EXERCISE DIRECTIONS>
Starting at the line that holds "Read all visible content and emit it as JSON.", restate every line word for word up to and including the last one in the listing below, and omit all pictures.

MATERIAL SUPPLIED>
★ ★ ★

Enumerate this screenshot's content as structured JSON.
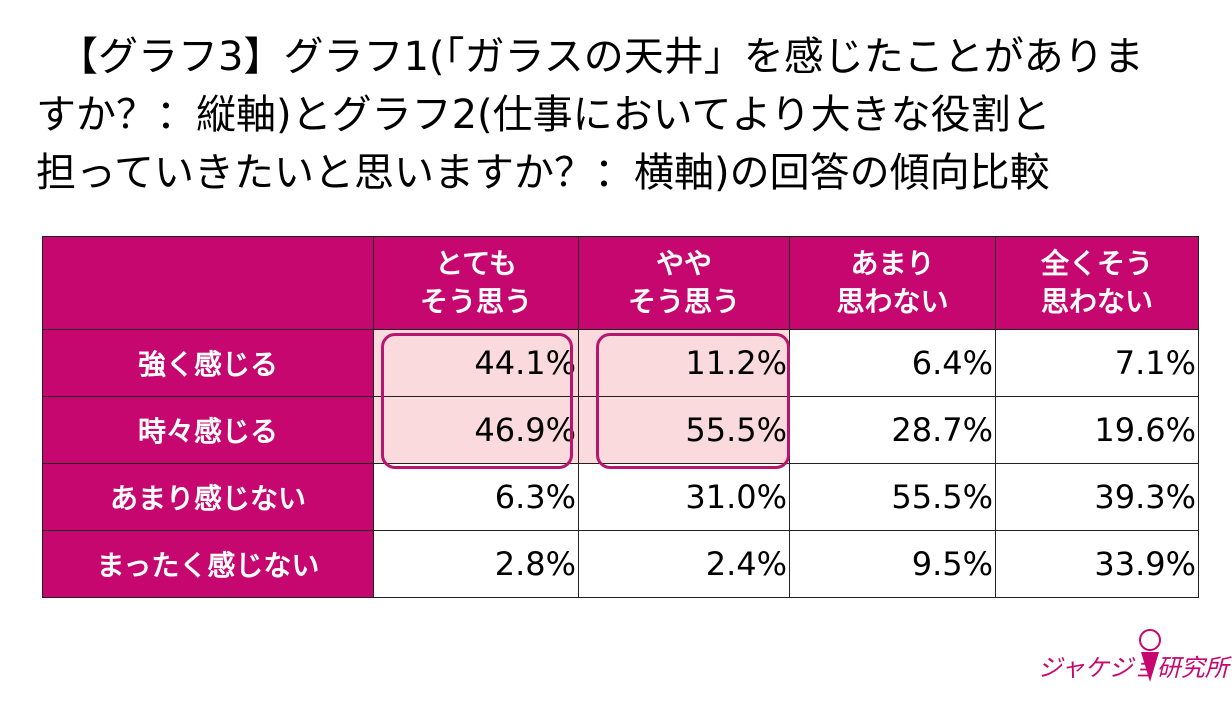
{
  "title_lines": [
    "【グラフ3】グラフ1(「ガラスの天井」を感じたことがありま",
    "すか？：縦軸)とグラフ2(仕事においてより大きな役割と",
    "担っていきたいと思いますか？：横軸)の回答の傾向比較"
  ],
  "table": {
    "header": [
      [
        "とても",
        "そう思う"
      ],
      [
        "やや",
        "そう思う"
      ],
      [
        "あまり",
        "思わない"
      ],
      [
        "全くそう",
        "思わない"
      ]
    ],
    "rows": [
      {
        "label": "強く感じる",
        "values": [
          "44.1%",
          "11.2%",
          "6.4%",
          "7.1%"
        ]
      },
      {
        "label": "時々感じる",
        "values": [
          "46.9%",
          "55.5%",
          "28.7%",
          "19.6%"
        ]
      },
      {
        "label": "あまり感じない",
        "values": [
          "6.3%",
          "31.0%",
          "55.5%",
          "39.3%"
        ]
      },
      {
        "label": "まったく感じない",
        "values": [
          "2.8%",
          "2.4%",
          "9.5%",
          "33.9%"
        ]
      }
    ]
  },
  "logo": "ジャケジョ研究所"
}
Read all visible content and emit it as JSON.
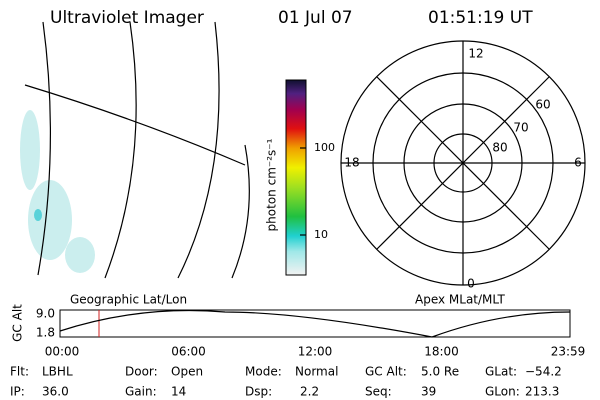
{
  "header": {
    "title": "Ultraviolet Imager",
    "date": "01 Jul 07",
    "time": "01:51:19 UT"
  },
  "colorbar": {
    "label": "photon cm⁻²s⁻¹",
    "ticks": [
      "100",
      "10"
    ]
  },
  "polar": {
    "mlt_labels": [
      "12",
      "18",
      "6",
      "0"
    ],
    "lat_labels": [
      "60",
      "70",
      "80"
    ]
  },
  "timeline": {
    "y_label": "GC Alt",
    "y_ticks": [
      "9.0",
      "1.8"
    ],
    "left_title": "Geographic Lat/Lon",
    "right_title": "Apex MLat/MLT",
    "x_ticks": [
      "00:00",
      "06:00",
      "12:00",
      "18:00",
      "23:59"
    ]
  },
  "status": [
    [
      [
        "Flt:",
        "LBHL"
      ],
      [
        "Door:",
        "Open"
      ],
      [
        "Mode:",
        "Normal"
      ],
      [
        "GC Alt:",
        "5.0 Re"
      ],
      [
        "GLat:",
        "−54.2"
      ]
    ],
    [
      [
        "IP:",
        "36.0"
      ],
      [
        "Gain:",
        "14"
      ],
      [
        "Dsp:",
        "2.2"
      ],
      [
        "Seq:",
        "39"
      ],
      [
        "GLon:",
        "213.3"
      ]
    ]
  ]
}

★ ★ ★

CORRECT OUTPUT>
Read all visible content and emit it as JSON.
{
  "header": {
    "title": "Ultraviolet Imager",
    "date": "01 Jul 07",
    "time": "01:51:19 UT"
  },
  "colorbar": {
    "label": "photon cm⁻²s⁻¹",
    "ticks": [
      "100",
      "10"
    ]
  },
  "polar": {
    "mlt_labels": [
      "12",
      "18",
      "6",
      "0"
    ],
    "lat_labels": [
      "60",
      "70",
      "80"
    ]
  },
  "timeline": {
    "y_label": "GC Alt",
    "y_ticks": [
      "9.0",
      "1.8"
    ],
    "left_title": "Geographic Lat/Lon",
    "right_title": "Apex MLat/MLT",
    "x_ticks": [
      "00:00",
      "06:00",
      "12:00",
      "18:00",
      "23:59"
    ]
  },
  "status": [
    [
      [
        "Flt:",
        "LBHL"
      ],
      [
        "Door:",
        "Open"
      ],
      [
        "Mode:",
        "Normal"
      ],
      [
        "GC Alt:",
        "5.0 Re"
      ],
      [
        "GLat:",
        "−54.2"
      ]
    ],
    [
      [
        "IP:",
        "36.0"
      ],
      [
        "Gain:",
        "14"
      ],
      [
        "Dsp:",
        "2.2"
      ],
      [
        "Seq:",
        "39"
      ],
      [
        "GLon:",
        "213.3"
      ]
    ]
  ]
}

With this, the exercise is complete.